> [THE PROBLEM]: In the records below, copy out word for word every line starting with the line that contains "suche-accel: S (625, 153, 642, 179)" and going on through the line that contains "page-title: 1) Persönliche", both of those lines included. Write out nothing else.

Records of spatial annotations

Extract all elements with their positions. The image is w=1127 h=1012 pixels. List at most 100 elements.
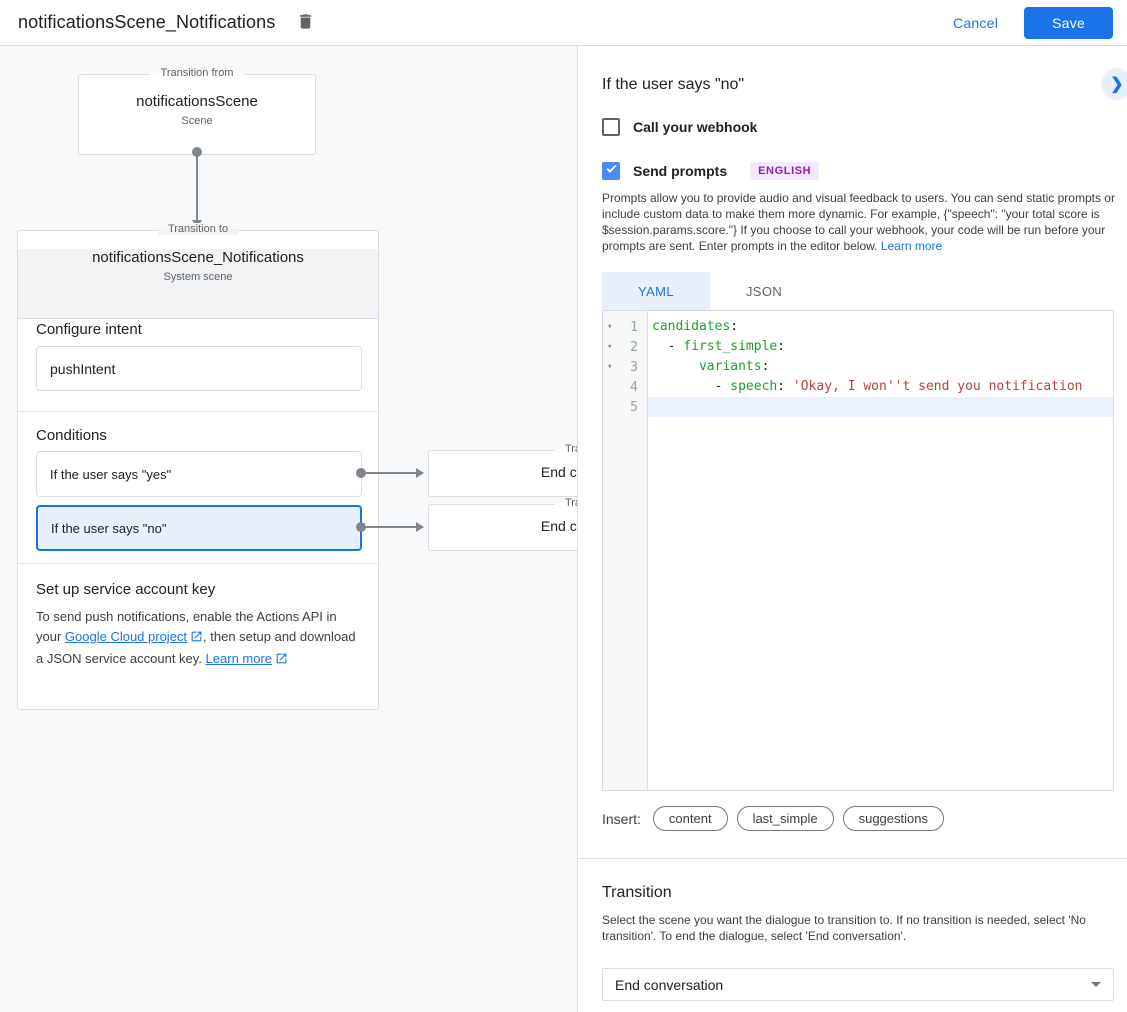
to-scene-name: notificationsScene_Notifications bbox=[18, 249, 378, 266]
google-cloud-project-link[interactable]: Google Cloud project bbox=[65, 629, 187, 644]
header-actions: Cancel Save bbox=[953, 7, 1113, 39]
code-token-plain bbox=[652, 359, 699, 374]
editor-code[interactable]: candidates: - first_simple: variants: - … bbox=[648, 311, 1113, 790]
fold-arrow-icon[interactable]: ▾ bbox=[607, 342, 612, 352]
external-link-icon bbox=[190, 629, 203, 649]
cancel-button[interactable]: Cancel bbox=[953, 15, 998, 31]
code-token-key: speech bbox=[730, 379, 777, 394]
transition-from-box[interactable]: Transition from notificationsScene Scene bbox=[78, 74, 316, 155]
service-account-heading: Set up service account key bbox=[36, 581, 215, 598]
transition-to-legend: Transition to bbox=[158, 223, 238, 235]
to-box-header[interactable]: notificationsScene_Notifications System … bbox=[18, 249, 378, 319]
fold-arrow-icon[interactable]: ▾ bbox=[607, 362, 612, 372]
panel-divider bbox=[578, 858, 1127, 859]
fold-arrow-icon[interactable]: ▾ bbox=[607, 322, 612, 332]
section-divider bbox=[18, 411, 378, 412]
scene-editor-app: notificationsScene_Notifications Cancel … bbox=[0, 0, 1127, 1012]
arrow-right-icon bbox=[416, 522, 424, 532]
external-link-icon bbox=[275, 651, 288, 671]
insert-chip-suggestions[interactable]: suggestions bbox=[843, 806, 944, 831]
send-prompts-checkbox[interactable] bbox=[602, 162, 620, 180]
page-title: notificationsScene_Notifications bbox=[18, 12, 275, 33]
webhook-checkbox[interactable] bbox=[602, 118, 620, 136]
code-token-plain: : bbox=[730, 319, 738, 334]
code-line[interactable]: variants: bbox=[648, 357, 1113, 377]
end-box-title: End conversation bbox=[429, 518, 578, 534]
end-conversation-box-no[interactable]: Transition to End conversation bbox=[428, 504, 578, 551]
gutter-line-1[interactable]: ▾1 bbox=[603, 317, 647, 337]
code-token-plain: : bbox=[762, 359, 770, 374]
delete-scene-button[interactable] bbox=[291, 9, 319, 37]
header: notificationsScene_Notifications Cancel … bbox=[0, 0, 1127, 46]
transition-select[interactable]: End conversation bbox=[602, 968, 1114, 1001]
condition-item-yes[interactable]: If the user says "yes" bbox=[36, 451, 362, 497]
code-token-string: 'Okay, I won''t send you notification bbox=[793, 379, 1083, 394]
code-token-plain: : bbox=[777, 339, 785, 354]
insert-chip-content[interactable]: content bbox=[653, 806, 728, 831]
gutter-line-4: 4 bbox=[603, 377, 647, 397]
collapse-panel-button[interactable]: ❯ bbox=[1101, 68, 1127, 100]
to-scene-type: System scene bbox=[18, 271, 378, 283]
panel-title: If the user says "no" bbox=[602, 76, 744, 94]
code-line[interactable]: - first_simple: bbox=[648, 337, 1113, 357]
code-token-key: variants bbox=[699, 359, 762, 374]
end-conversation-box-yes[interactable]: Transition to End conversation bbox=[428, 450, 578, 497]
save-button[interactable]: Save bbox=[1024, 7, 1113, 39]
send-prompts-label: Send prompts bbox=[633, 163, 727, 179]
transition-select-value: End conversation bbox=[615, 977, 723, 993]
line-number: 5 bbox=[630, 400, 638, 415]
end-box-legend: Transition to bbox=[555, 497, 578, 509]
condition-item-no[interactable]: If the user says "no" bbox=[36, 505, 362, 551]
transition-to-box: Transition to notificationsScene_Notific… bbox=[17, 230, 379, 710]
checkmark-icon bbox=[605, 162, 618, 180]
intent-item-pushintent[interactable]: pushIntent bbox=[36, 346, 362, 391]
code-line-active[interactable] bbox=[648, 397, 1113, 417]
connector-line bbox=[366, 472, 416, 474]
gutter-line-2[interactable]: ▾2 bbox=[603, 337, 647, 357]
transition-from-legend: Transition from bbox=[151, 67, 244, 79]
webhook-label: Call your webhook bbox=[633, 119, 757, 135]
language-badge: ENGLISH bbox=[750, 162, 819, 180]
editor-format-tabs: YAML JSON bbox=[602, 272, 818, 310]
line-number: 3 bbox=[630, 360, 638, 375]
prompts-learn-more-link[interactable]: Learn more bbox=[881, 239, 942, 253]
from-scene-type: Scene bbox=[79, 115, 315, 127]
prompts-description: Prompts allow you to provide audio and v… bbox=[602, 190, 1115, 254]
webhook-checkbox-row[interactable]: Call your webhook bbox=[602, 118, 757, 136]
editor-gutter: ▾1▾2▾345 bbox=[603, 311, 648, 790]
trash-icon bbox=[296, 12, 315, 34]
connector-dot bbox=[356, 522, 366, 532]
service-account-text: To send push notifications, enable the A… bbox=[36, 607, 364, 671]
connector-line bbox=[196, 156, 198, 220]
code-editor[interactable]: ▾1▾2▾345 candidates: - first_simple: var… bbox=[602, 310, 1114, 791]
code-token-plain: : bbox=[777, 379, 793, 394]
code-line[interactable]: - speech: 'Okay, I won''t send you notif… bbox=[648, 377, 1113, 397]
code-token-plain: - bbox=[652, 339, 683, 354]
end-box-legend: Transition to bbox=[555, 443, 578, 455]
tab-yaml[interactable]: YAML bbox=[602, 272, 710, 310]
connector-dot bbox=[356, 468, 366, 478]
prompts-description-text: Prompts allow you to provide audio and v… bbox=[602, 191, 1115, 253]
transition-heading: Transition bbox=[602, 884, 672, 902]
end-box-title: End conversation bbox=[429, 464, 578, 480]
gutter-line-5: 5 bbox=[603, 397, 647, 417]
send-prompts-checkbox-row[interactable]: Send prompts ENGLISH bbox=[602, 162, 819, 180]
line-number: 2 bbox=[630, 340, 638, 355]
body: Transition from notificationsScene Scene… bbox=[0, 46, 1127, 1012]
code-line[interactable]: candidates: bbox=[648, 317, 1113, 337]
insert-chip-last-simple[interactable]: last_simple bbox=[737, 806, 834, 831]
tab-json[interactable]: JSON bbox=[710, 272, 818, 310]
gutter-line-3[interactable]: ▾3 bbox=[603, 357, 647, 377]
transition-description: Select the scene you want the dialogue t… bbox=[602, 912, 1115, 944]
configure-intent-heading: Configure intent bbox=[36, 321, 142, 338]
code-token-key: first_simple bbox=[683, 339, 777, 354]
line-number: 1 bbox=[630, 320, 638, 335]
condition-detail-panel: If the user says "no" ❯ Call your webhoo… bbox=[578, 46, 1127, 1012]
arrow-right-icon bbox=[416, 468, 424, 478]
section-divider bbox=[18, 563, 378, 564]
insert-label: Insert: bbox=[602, 811, 641, 827]
code-token-plain: - bbox=[652, 379, 730, 394]
insert-row: Insert: content last_simple suggestions bbox=[602, 806, 953, 831]
learn-more-link[interactable]: Learn more bbox=[206, 651, 272, 666]
chevron-right-icon: ❯ bbox=[1110, 74, 1123, 94]
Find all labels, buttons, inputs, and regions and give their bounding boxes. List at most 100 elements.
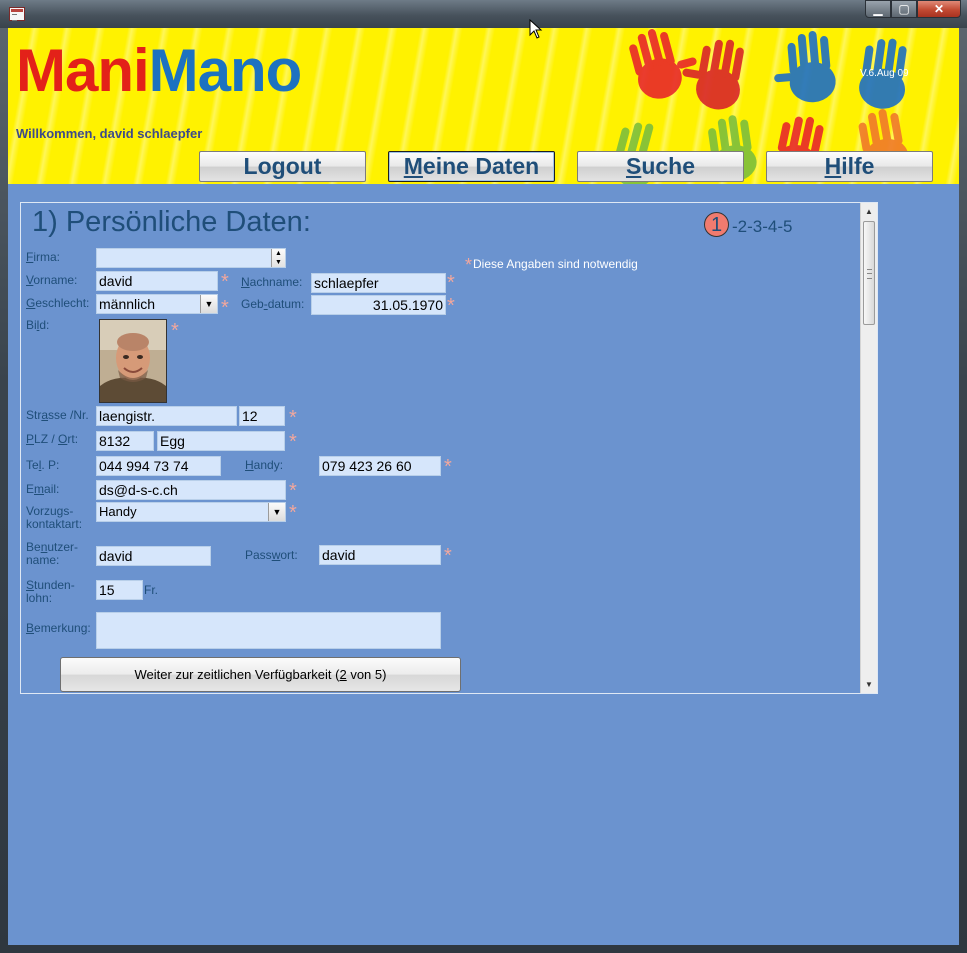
suche-accel: S (625, 153, 642, 179)
benutzer-label-2: name: (26, 553, 60, 567)
asterisk-icon: * (447, 295, 455, 317)
stunden-label-text: tunden- (34, 578, 75, 592)
handy-field[interactable]: 079 423 26 60 (319, 456, 441, 476)
handy-label-text: andy: (253, 458, 284, 472)
kontaktart-label-2: kontaktart: (26, 517, 83, 531)
stundenlohn-label: Stunden-lohn: (26, 579, 75, 605)
chevron-down-icon[interactable]: ▼ (268, 503, 285, 521)
geburtsdatum-label: Geb-datum: (241, 298, 304, 311)
geburtsdatum-field[interactable]: 31.05.1970 (311, 295, 446, 315)
strasse-label: Strasse /Nr. (26, 409, 89, 422)
nachname-accel: N (241, 275, 250, 289)
firma-field[interactable]: ▲ ▼ (96, 248, 286, 268)
passwort-value: david (322, 547, 356, 563)
scroll-up-icon[interactable]: ▲ (861, 203, 877, 220)
stundenlohn-field[interactable]: 15 (96, 580, 143, 600)
stundenlohn-value: 15 (99, 582, 115, 598)
vorname-label: Vorname: (26, 274, 77, 287)
kontaktart-select[interactable]: Handy ▼ (96, 502, 286, 522)
benutzername-label: Benutzer-name: (26, 541, 78, 567)
grip-icon (867, 269, 872, 279)
ort-label-text: rt: (67, 432, 79, 446)
chevron-down-icon[interactable]: ▼ (200, 295, 217, 313)
geschlecht-value: männlich (99, 296, 156, 312)
hilfe-label: ilfe (841, 153, 875, 179)
suche-button[interactable]: Suche (577, 151, 744, 182)
hilfe-button[interactable]: Hilfe (766, 151, 933, 182)
strasse-value: laengistr. (99, 408, 156, 424)
page-title: 1) Persönliche Daten: (32, 206, 311, 238)
avatar (100, 320, 166, 402)
form-icon[interactable] (9, 7, 25, 21)
asterisk-icon: * (221, 271, 229, 293)
tel-label: Tel. P: (26, 459, 59, 472)
stunden-label-2: lohn: (26, 591, 53, 605)
logo-mano: Mano (148, 37, 303, 104)
geschlecht-select[interactable]: männlich ▼ (96, 294, 218, 314)
required-note-text: Diese Angaben sind notwendig (473, 257, 638, 271)
bemerkung-accel: B (26, 621, 35, 635)
meine-daten-button[interactable]: Meine Daten (388, 151, 555, 182)
scrollbar-thumb[interactable] (863, 221, 875, 325)
bild-label-text: d: (39, 318, 50, 332)
scroll-down-icon[interactable]: ▼ (861, 676, 877, 693)
plz-field[interactable]: 8132 (96, 431, 154, 451)
geb-label-text: datum: (267, 297, 305, 311)
tel-value: 044 994 73 74 (99, 458, 189, 474)
geschlecht-label: Geschlecht: (26, 297, 89, 310)
current-step-badge: 1 (704, 212, 729, 237)
hilfe-accel: H (824, 153, 842, 179)
vertical-scrollbar[interactable]: ▲ ▼ (860, 203, 877, 693)
header-banner: ManiMano Willkommen, david schlaepfer V.… (8, 28, 959, 184)
asterisk-icon: * (289, 480, 297, 502)
logout-button[interactable]: Logout (199, 151, 366, 182)
email-label-text: ail: (44, 482, 60, 496)
currency-label: Fr. (144, 583, 158, 597)
logo-mani: Mani (16, 37, 150, 104)
logout-label: Logout (243, 153, 322, 179)
asterisk-icon: * (444, 456, 452, 478)
title-bar[interactable]: ▁ ▢ ✕ (0, 0, 967, 28)
email-label-pre: E (26, 482, 35, 496)
welcome-text: Willkommen, david schlaepfer (16, 126, 203, 141)
kontaktart-label: Vorzugs-kontaktart: (26, 505, 82, 531)
strasse-field[interactable]: laengistr. (96, 406, 237, 426)
minimize-icon[interactable]: ▁ (865, 0, 891, 18)
asterisk-icon: * (465, 255, 473, 275)
email-value: ds@d-s-c.ch (99, 482, 178, 498)
vorname-field[interactable]: david (96, 271, 218, 291)
benutzername-field[interactable]: david (96, 546, 211, 566)
spinner-icon[interactable]: ▲ ▼ (271, 249, 285, 267)
required-note: *Diese Angaben sind notwendig (465, 255, 638, 275)
plz-accel: P (26, 432, 35, 446)
benutzername-value: david (99, 548, 133, 564)
email-field[interactable]: ds@d-s-c.ch (96, 480, 286, 500)
vorname-label-text: orname: (33, 273, 78, 287)
tel-label-pre: Te (26, 458, 39, 472)
bemerkung-field[interactable] (96, 612, 441, 649)
maximize-icon[interactable]: ▢ (891, 0, 917, 18)
passwort-field[interactable]: david (319, 545, 441, 565)
close-icon[interactable]: ✕ (917, 0, 961, 18)
telefon-field[interactable]: 044 994 73 74 (96, 456, 221, 476)
profile-photo[interactable] (99, 319, 167, 403)
asterisk-icon: * (171, 320, 179, 342)
meine-daten-accel: M (403, 153, 423, 179)
version-label: V.6.Aug 09 (860, 68, 909, 79)
firma-label-text: irma: (33, 250, 61, 264)
passwort-label-text: ort: (280, 548, 298, 562)
asterisk-icon: * (447, 272, 455, 294)
suche-label: uche (641, 153, 696, 179)
application-window: ▁ ▢ ✕ ManiMano Willkommen, david schlaep… (0, 0, 967, 953)
stunden-accel: S (26, 578, 35, 592)
hausnummer-field[interactable]: 12 (239, 406, 285, 426)
nachname-field[interactable]: schlaepfer (311, 273, 446, 293)
benutzer-label-text: utzer- (47, 540, 79, 554)
next-step-button[interactable]: Weiter zur zeitlichen Verfügbarkeit (2 v… (60, 657, 461, 692)
handy-accel: H (245, 458, 254, 472)
passwort-label: Passwort: (245, 549, 298, 562)
ort-field[interactable]: Egg (157, 431, 285, 451)
client-area: ManiMano Willkommen, david schlaepfer V.… (8, 28, 959, 945)
plz-label-text: LZ / (34, 432, 59, 446)
bemerkung-label-text: emerkung: (34, 621, 91, 635)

> [SOLUTION FOR THIS PROBLEM]:
suche-accel: S (625, 153, 642, 179)
benutzer-label-2: name: (26, 553, 60, 567)
asterisk-icon: * (447, 295, 455, 317)
stunden-label-text: tunden- (34, 578, 75, 592)
handy-field[interactable]: 079 423 26 60 (319, 456, 441, 476)
handy-label-text: andy: (253, 458, 284, 472)
kontaktart-label-2: kontaktart: (26, 517, 83, 531)
stundenlohn-label: Stunden-lohn: (26, 579, 75, 605)
chevron-down-icon[interactable]: ▼ (268, 503, 285, 521)
geburtsdatum-label: Geb-datum: (241, 298, 304, 311)
geburtsdatum-field[interactable]: 31.05.1970 (311, 295, 446, 315)
strasse-label: Strasse /Nr. (26, 409, 89, 422)
nachname-accel: N (241, 275, 250, 289)
firma-field[interactable]: ▲ ▼ (96, 248, 286, 268)
passwort-value: david (322, 547, 356, 563)
scroll-up-icon[interactable]: ▲ (861, 203, 877, 220)
stundenlohn-field[interactable]: 15 (96, 580, 143, 600)
stundenlohn-value: 15 (99, 582, 115, 598)
vorname-label: Vorname: (26, 274, 77, 287)
kontaktart-select[interactable]: Handy ▼ (96, 502, 286, 522)
benutzername-label: Benutzer-name: (26, 541, 78, 567)
grip-icon (867, 269, 872, 279)
ort-label-text: rt: (67, 432, 79, 446)
chevron-down-icon[interactable]: ▼ (200, 295, 217, 313)
geschlecht-value: männlich (99, 296, 156, 312)
hilfe-label: ilfe (841, 153, 875, 179)
suche-button[interactable]: Suche (577, 151, 744, 182)
hilfe-button[interactable]: Hilfe (766, 151, 933, 182)
strasse-value: laengistr. (99, 408, 156, 424)
page-title: 1) Persönliche Daten: (32, 206, 311, 238)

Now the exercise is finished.